### Given problem
Every entry must be duplicated precisely as written.

### Stored data

__________________________________________________

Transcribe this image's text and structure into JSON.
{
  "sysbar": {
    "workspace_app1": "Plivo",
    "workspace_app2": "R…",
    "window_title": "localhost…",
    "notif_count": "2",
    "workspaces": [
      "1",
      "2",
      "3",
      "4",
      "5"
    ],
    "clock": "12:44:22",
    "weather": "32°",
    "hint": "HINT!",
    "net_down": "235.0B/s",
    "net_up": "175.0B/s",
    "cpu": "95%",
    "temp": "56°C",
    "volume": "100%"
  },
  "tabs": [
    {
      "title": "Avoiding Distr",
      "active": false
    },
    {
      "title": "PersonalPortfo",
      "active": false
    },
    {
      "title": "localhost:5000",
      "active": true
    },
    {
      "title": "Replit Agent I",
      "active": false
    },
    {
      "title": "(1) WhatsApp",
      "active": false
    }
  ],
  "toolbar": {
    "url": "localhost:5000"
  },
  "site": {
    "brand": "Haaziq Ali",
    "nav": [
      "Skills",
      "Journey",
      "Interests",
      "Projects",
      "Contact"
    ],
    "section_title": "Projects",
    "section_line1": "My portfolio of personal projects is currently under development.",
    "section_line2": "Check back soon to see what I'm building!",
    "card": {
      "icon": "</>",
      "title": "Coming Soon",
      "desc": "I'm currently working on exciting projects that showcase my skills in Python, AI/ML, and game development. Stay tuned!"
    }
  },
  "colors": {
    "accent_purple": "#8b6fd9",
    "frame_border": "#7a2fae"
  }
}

__________________________________________________

### Response to the task
Transcribe this image's text and structure into JSON.
{
  "sysbar": {
    "workspace_app1": "Plivo",
    "workspace_app2": "R…",
    "window_title": "localhost…",
    "notif_count": "2",
    "workspaces": [
      "1",
      "2",
      "3",
      "4",
      "5"
    ],
    "clock": "12:44:22",
    "weather": "32°",
    "hint": "HINT!",
    "net_down": "235.0B/s",
    "net_up": "175.0B/s",
    "cpu": "95%",
    "temp": "56°C",
    "volume": "100%"
  },
  "tabs": [
    {
      "title": "Avoiding Distr",
      "active": false
    },
    {
      "title": "PersonalPortfo",
      "active": false
    },
    {
      "title": "localhost:5000",
      "active": true
    },
    {
      "title": "Replit Agent I",
      "active": false
    },
    {
      "title": "(1) WhatsApp",
      "active": false
    }
  ],
  "toolbar": {
    "url": "localhost:5000"
  },
  "site": {
    "brand": "Haaziq Ali",
    "nav": [
      "Skills",
      "Journey",
      "Interests",
      "Projects",
      "Contact"
    ],
    "section_title": "Projects",
    "section_line1": "My portfolio of personal projects is currently under development.",
    "section_line2": "Check back soon to see what I'm building!",
    "card": {
      "icon": "</>",
      "title": "Coming Soon",
      "desc": "I'm currently working on exciting projects that showcase my skills in Python, AI/ML, and game development. Stay tuned!"
    }
  },
  "colors": {
    "accent_purple": "#8b6fd9",
    "frame_border": "#7a2fae"
  }
}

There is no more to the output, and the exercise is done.